**DIRECTIONS FOR THIS TASK**
Search the material below for the string "into" and list each line that holds it.

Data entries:

┌──

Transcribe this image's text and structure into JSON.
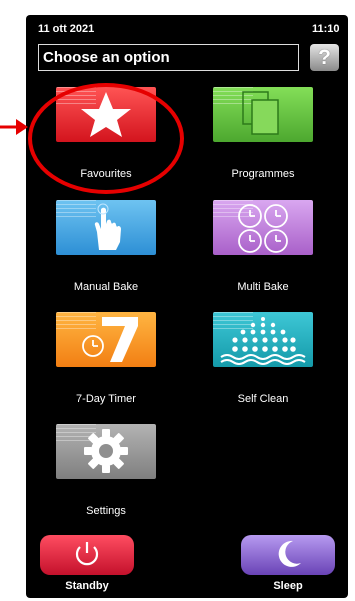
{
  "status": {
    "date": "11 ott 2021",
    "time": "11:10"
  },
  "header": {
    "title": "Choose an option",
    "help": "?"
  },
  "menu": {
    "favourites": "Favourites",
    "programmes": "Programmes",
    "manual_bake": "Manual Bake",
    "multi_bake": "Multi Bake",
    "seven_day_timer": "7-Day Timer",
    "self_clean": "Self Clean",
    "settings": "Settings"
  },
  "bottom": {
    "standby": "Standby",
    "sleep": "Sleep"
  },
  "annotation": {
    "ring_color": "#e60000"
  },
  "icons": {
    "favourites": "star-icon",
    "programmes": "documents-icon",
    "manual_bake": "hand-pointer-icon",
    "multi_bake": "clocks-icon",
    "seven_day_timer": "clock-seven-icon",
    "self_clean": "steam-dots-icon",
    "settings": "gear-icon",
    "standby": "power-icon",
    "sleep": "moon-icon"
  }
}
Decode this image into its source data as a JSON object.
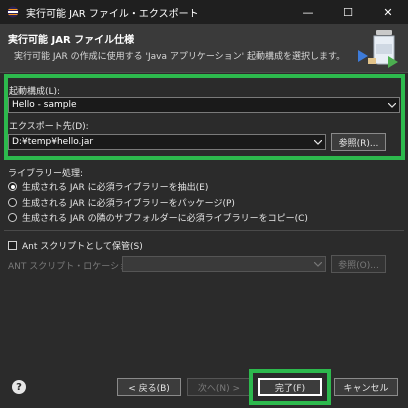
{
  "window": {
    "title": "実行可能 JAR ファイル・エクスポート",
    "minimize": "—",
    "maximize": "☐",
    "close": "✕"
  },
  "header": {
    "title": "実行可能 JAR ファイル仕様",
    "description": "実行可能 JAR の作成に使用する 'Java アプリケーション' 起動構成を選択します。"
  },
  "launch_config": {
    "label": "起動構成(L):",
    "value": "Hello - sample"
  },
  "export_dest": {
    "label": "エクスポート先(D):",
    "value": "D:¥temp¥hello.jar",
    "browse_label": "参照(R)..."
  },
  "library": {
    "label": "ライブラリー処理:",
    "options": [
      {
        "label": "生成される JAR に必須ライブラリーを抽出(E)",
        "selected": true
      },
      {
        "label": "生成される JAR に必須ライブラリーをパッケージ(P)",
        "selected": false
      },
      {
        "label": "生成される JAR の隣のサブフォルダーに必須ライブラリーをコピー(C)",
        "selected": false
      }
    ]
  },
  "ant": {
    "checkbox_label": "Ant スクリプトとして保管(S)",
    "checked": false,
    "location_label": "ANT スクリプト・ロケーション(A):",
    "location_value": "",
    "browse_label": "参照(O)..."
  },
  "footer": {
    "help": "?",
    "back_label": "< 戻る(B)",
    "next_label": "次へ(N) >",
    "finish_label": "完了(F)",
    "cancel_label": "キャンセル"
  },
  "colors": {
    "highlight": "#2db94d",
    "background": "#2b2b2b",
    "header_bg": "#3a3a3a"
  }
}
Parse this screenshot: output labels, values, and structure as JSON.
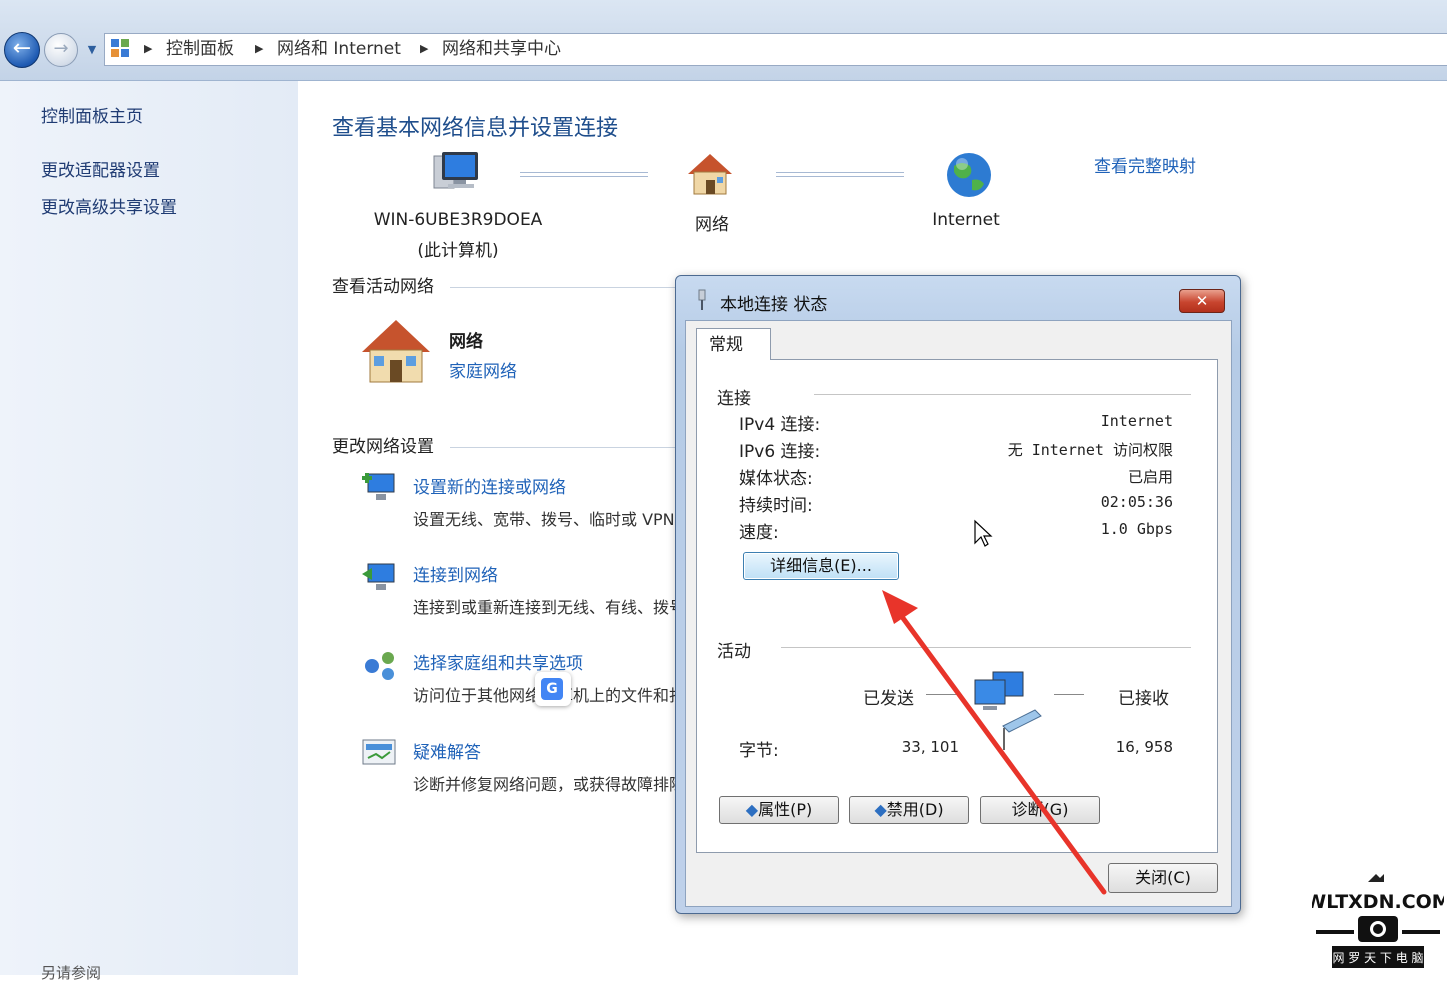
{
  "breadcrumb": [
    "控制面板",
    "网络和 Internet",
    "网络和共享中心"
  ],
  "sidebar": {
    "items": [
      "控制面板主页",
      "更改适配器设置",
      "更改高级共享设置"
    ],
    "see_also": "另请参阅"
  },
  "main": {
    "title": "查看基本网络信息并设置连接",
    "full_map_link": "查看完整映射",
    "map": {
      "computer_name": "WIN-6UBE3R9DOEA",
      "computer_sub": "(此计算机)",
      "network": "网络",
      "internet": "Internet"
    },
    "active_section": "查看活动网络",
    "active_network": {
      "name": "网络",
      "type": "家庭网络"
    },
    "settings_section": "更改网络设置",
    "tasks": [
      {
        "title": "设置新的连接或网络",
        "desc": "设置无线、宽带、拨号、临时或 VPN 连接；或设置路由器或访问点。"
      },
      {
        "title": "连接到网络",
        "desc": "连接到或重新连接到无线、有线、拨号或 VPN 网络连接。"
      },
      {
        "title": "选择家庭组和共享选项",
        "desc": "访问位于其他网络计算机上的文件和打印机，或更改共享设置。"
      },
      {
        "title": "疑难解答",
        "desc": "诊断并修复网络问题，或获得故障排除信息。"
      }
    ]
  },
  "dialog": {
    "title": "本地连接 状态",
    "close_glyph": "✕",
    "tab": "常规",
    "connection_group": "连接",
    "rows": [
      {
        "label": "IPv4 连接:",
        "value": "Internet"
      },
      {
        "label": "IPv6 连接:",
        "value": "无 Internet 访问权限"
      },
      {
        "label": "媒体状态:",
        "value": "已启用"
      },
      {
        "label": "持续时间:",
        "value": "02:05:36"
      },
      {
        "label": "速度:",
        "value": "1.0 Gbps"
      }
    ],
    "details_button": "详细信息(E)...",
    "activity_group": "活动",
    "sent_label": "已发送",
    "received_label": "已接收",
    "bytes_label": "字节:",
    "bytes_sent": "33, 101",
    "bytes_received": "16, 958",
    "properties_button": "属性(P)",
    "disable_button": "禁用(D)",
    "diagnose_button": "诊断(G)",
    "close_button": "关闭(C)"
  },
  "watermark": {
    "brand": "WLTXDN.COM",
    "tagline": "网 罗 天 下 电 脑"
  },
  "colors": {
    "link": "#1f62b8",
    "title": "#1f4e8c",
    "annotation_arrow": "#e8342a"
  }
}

└──
┌──

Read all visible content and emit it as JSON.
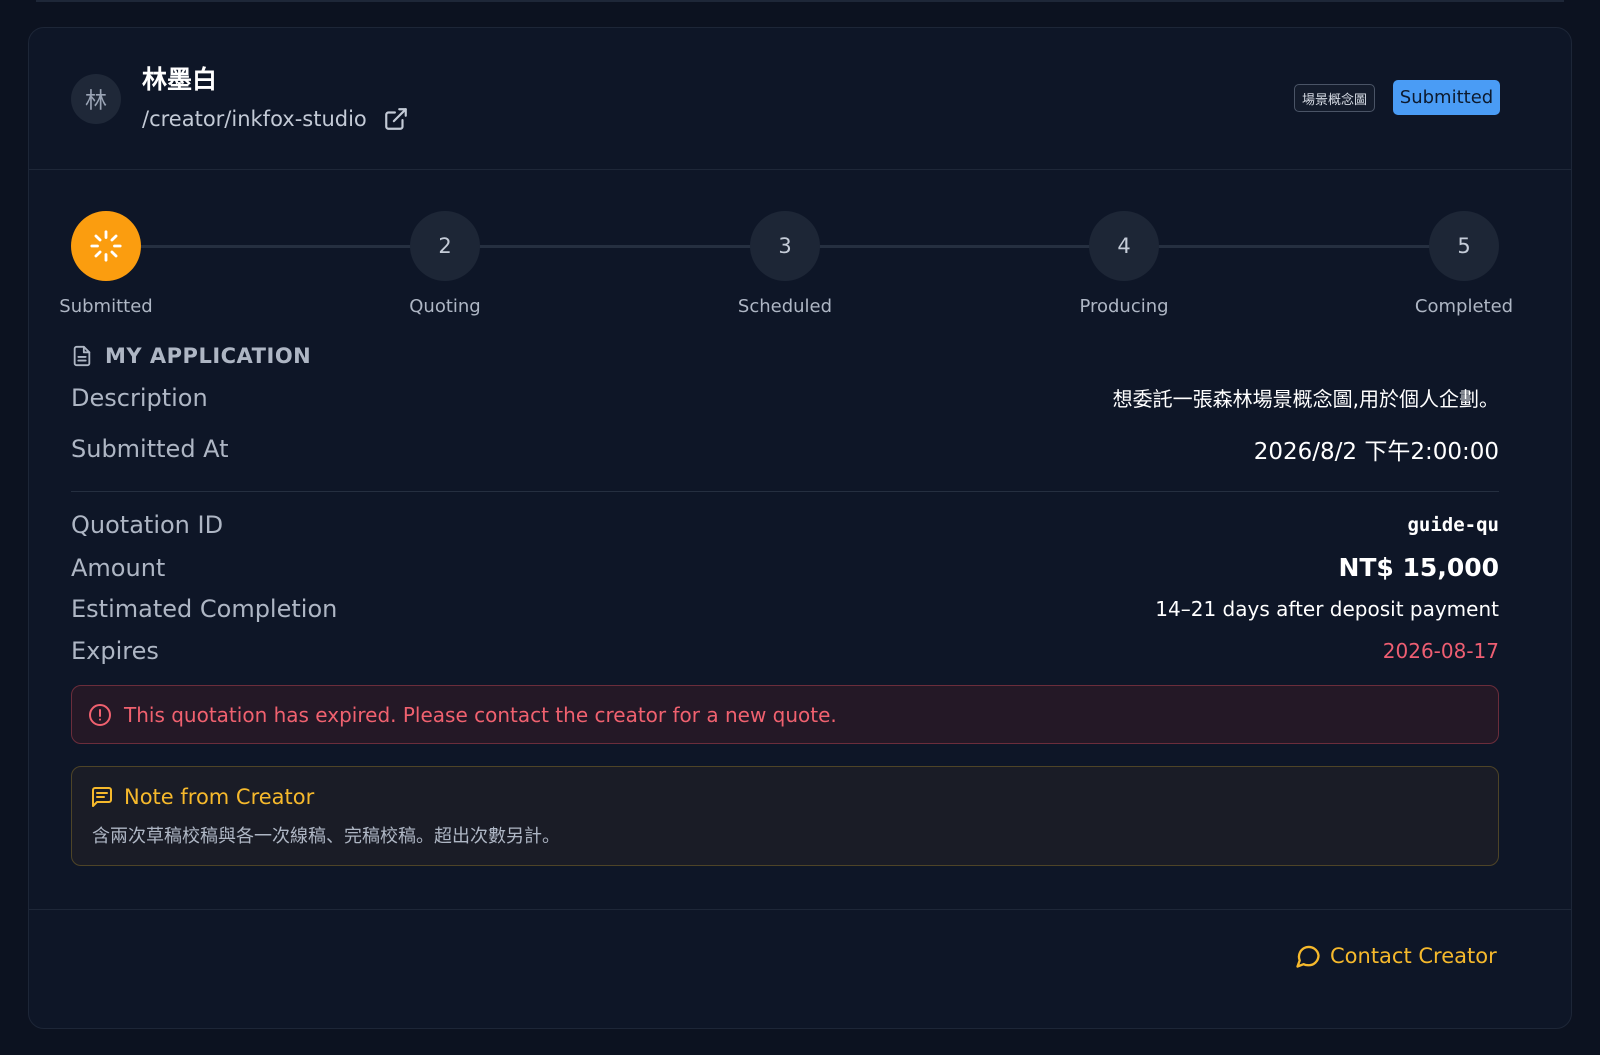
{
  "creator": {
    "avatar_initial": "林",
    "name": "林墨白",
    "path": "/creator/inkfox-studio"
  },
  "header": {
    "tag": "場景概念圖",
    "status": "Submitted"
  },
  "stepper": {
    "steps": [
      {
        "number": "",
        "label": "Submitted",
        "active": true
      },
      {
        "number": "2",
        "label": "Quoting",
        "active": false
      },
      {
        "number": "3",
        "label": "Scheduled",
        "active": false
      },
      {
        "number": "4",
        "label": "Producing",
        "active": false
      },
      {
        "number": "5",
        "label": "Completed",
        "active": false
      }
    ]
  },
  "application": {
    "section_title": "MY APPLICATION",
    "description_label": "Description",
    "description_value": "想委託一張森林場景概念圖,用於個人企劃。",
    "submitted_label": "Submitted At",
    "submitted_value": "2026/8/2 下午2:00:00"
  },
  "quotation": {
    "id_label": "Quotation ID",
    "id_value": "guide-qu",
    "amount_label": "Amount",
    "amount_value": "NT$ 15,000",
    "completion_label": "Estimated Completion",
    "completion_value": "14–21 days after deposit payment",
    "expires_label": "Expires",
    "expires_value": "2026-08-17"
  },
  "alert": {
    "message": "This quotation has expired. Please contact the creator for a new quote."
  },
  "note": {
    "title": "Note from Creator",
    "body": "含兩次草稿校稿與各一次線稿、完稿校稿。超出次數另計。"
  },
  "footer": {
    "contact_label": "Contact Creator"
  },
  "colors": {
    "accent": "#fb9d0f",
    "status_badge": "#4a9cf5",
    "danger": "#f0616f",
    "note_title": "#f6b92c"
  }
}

└──
┌──

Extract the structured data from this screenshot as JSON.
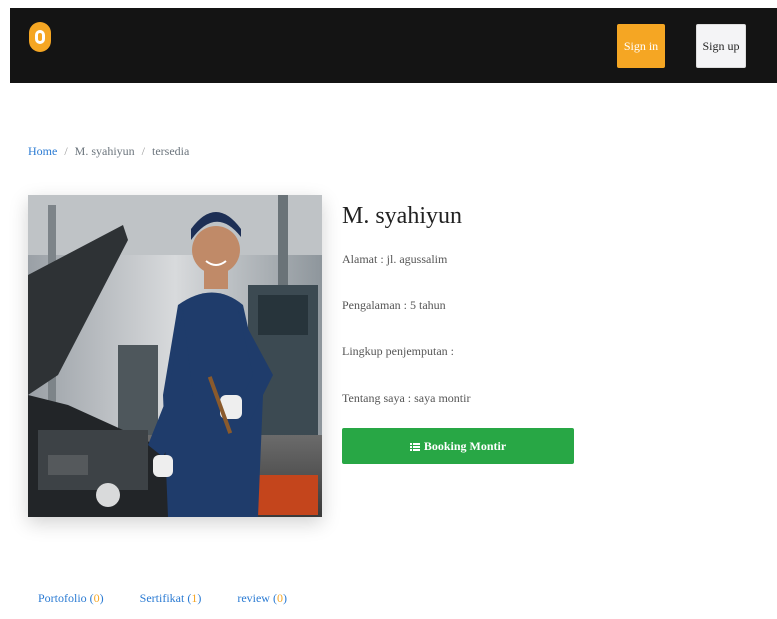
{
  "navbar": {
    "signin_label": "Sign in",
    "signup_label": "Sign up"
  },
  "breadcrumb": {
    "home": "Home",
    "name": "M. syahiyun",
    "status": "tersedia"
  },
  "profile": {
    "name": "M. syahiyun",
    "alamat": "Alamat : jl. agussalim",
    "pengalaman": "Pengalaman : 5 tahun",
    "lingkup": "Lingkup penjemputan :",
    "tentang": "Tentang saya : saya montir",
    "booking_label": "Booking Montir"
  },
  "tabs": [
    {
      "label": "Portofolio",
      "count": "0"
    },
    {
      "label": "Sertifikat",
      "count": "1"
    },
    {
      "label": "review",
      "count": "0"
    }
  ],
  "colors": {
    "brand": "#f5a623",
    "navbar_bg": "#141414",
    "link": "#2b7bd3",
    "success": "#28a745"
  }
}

└──

**WRITTEN ANSWER**
Transcribe this image's text and structure into JSON.
Decode this image into its source data as a JSON object.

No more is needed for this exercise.